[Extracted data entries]
>> Begin
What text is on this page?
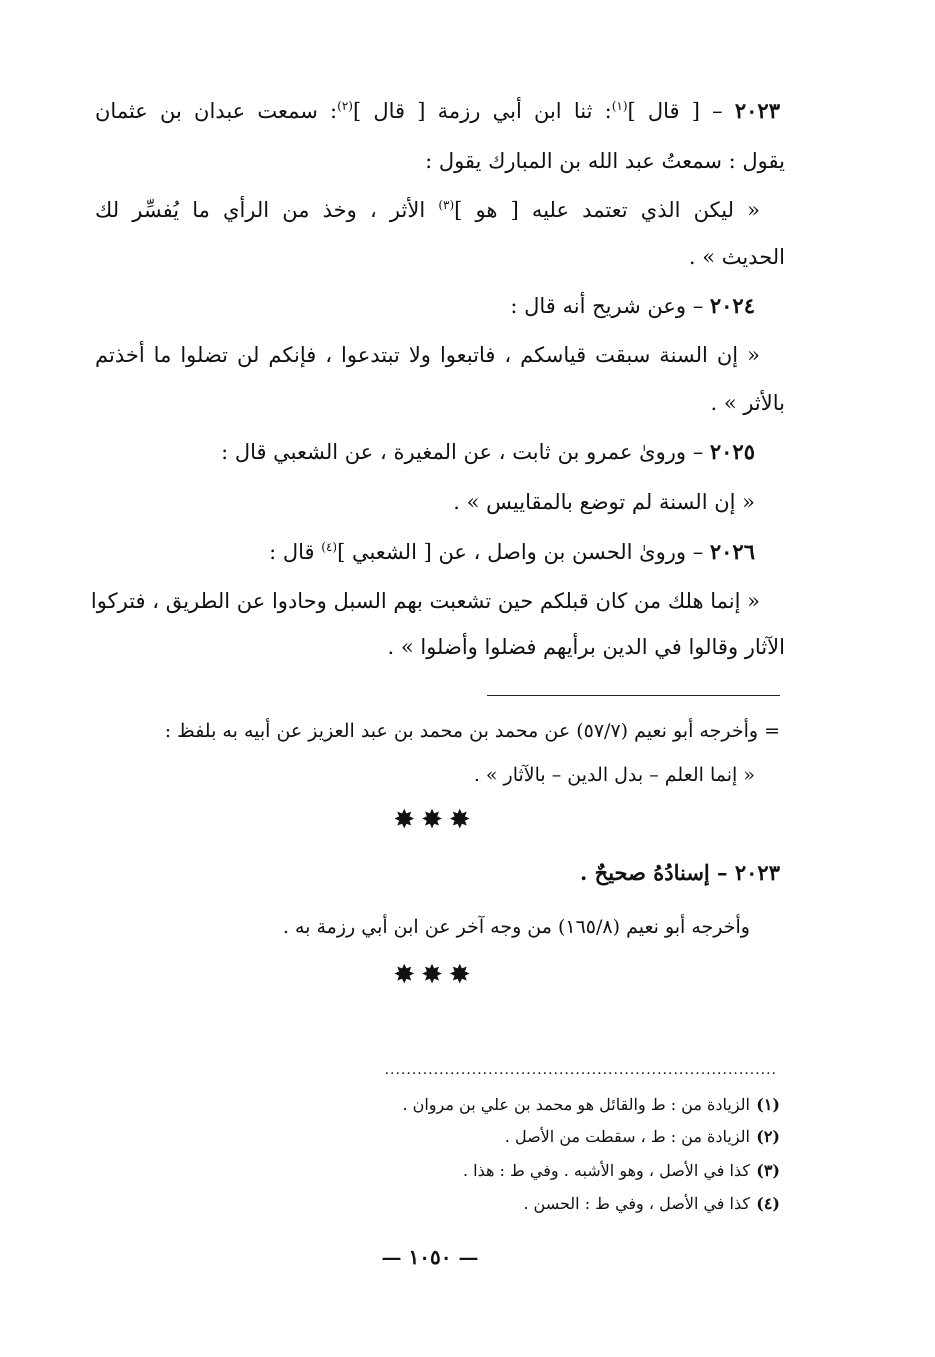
٢٠٢٣ – [ قال ]$^{(١)}$: ثنا ابن أبي رزمة [ قال ]$^{(٢)}$: سمعت عبدان بن عثمان
يقول : سمعتُ عبد الله بن المبارك يقول :
« ليكن الذي تعتمد عليه [ هو ]$^{(٣)}$ الأثر ، وخذ من الرأي ما يُفسِّر لك
الحديث » .
٢٠٢٤ – وعن شريح أنه قال :
« إن السنة سبقت قياسكم ، فاتبعوا ولا تبتدعوا ، فإنكم لن تضلوا ما أخذتم
بالأثر » .
٢٠٢٥ – وروىٰ عمرو بن ثابت ، عن المغيرة ، عن الشعبي قال :
« إن السنة لم توضع بالمقاييس » .
٢٠٢٦ – وروىٰ الحسن بن واصل ، عن [ الشعبي ]$^{(٤)}$ قال :
« إنما هلك من كان قبلكم حين تشعبت بهم السبل وحادوا عن الطريق ، فتركوا
الآثار وقالوا في الدين برأيهم فضلوا وأضلوا » .
= وأخرجه أبو نعيم (٥٧/٧) عن محمد بن محمد بن عبد العزيز عن أبيه به بلفظ :
« إنما العلم – بدل الدين – بالآثار » .
✸✸✸
٢٠٢٣ – إسنادُهُ صحيحٌ .
وأخرجه أبو نعيم (١٦٥/٨) من وجه آخر عن ابن أبي رزمة به .
✸✸✸
........................................................................
(١)الزيادة من : ط والقائل هو محمد بن علي بن مروان .
(٢)الزيادة من : ط ، سقطت من الأصل .
(٣)كذا في الأصل ، وهو الأشبه . وفي ط : هذا .
(٤)كذا في الأصل ، وفي ط : الحسن .
— ١٠٥٠ —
>> End
* _What to produce_:
Repeat the records above exactly, omitting every picture.

* _Response to the task_:
What text is on this page?
٢٠٢٣ – [ قال ]$^{(١)}$: ثنا ابن أبي رزمة [ قال ]$^{(٢)}$: سمعت عبدان بن عثمان
يقول : سمعتُ عبد الله بن المبارك يقول :
« ليكن الذي تعتمد عليه [ هو ]$^{(٣)}$ الأثر ، وخذ من الرأي ما يُفسِّر لك
الحديث » .
٢٠٢٤ – وعن شريح أنه قال :
« إن السنة سبقت قياسكم ، فاتبعوا ولا تبتدعوا ، فإنكم لن تضلوا ما أخذتم
بالأثر » .
٢٠٢٥ – وروىٰ عمرو بن ثابت ، عن المغيرة ، عن الشعبي قال :
« إن السنة لم توضع بالمقاييس » .
٢٠٢٦ – وروىٰ الحسن بن واصل ، عن [ الشعبي ]$^{(٤)}$ قال :
« إنما هلك من كان قبلكم حين تشعبت بهم السبل وحادوا عن الطريق ، فتركوا
الآثار وقالوا في الدين برأيهم فضلوا وأضلوا » .
= وأخرجه أبو نعيم (٥٧/٧) عن محمد بن محمد بن عبد العزيز عن أبيه به بلفظ :
« إنما العلم – بدل الدين – بالآثار » .
✸✸✸
٢٠٢٣ – إسنادُهُ صحيحٌ .
وأخرجه أبو نعيم (١٦٥/٨) من وجه آخر عن ابن أبي رزمة به .
✸✸✸
........................................................................
(١)الزيادة من : ط والقائل هو محمد بن علي بن مروان .
(٢)الزيادة من : ط ، سقطت من الأصل .
(٣)كذا في الأصل ، وهو الأشبه . وفي ط : هذا .
(٤)كذا في الأصل ، وفي ط : الحسن .
— ١٠٥٠ —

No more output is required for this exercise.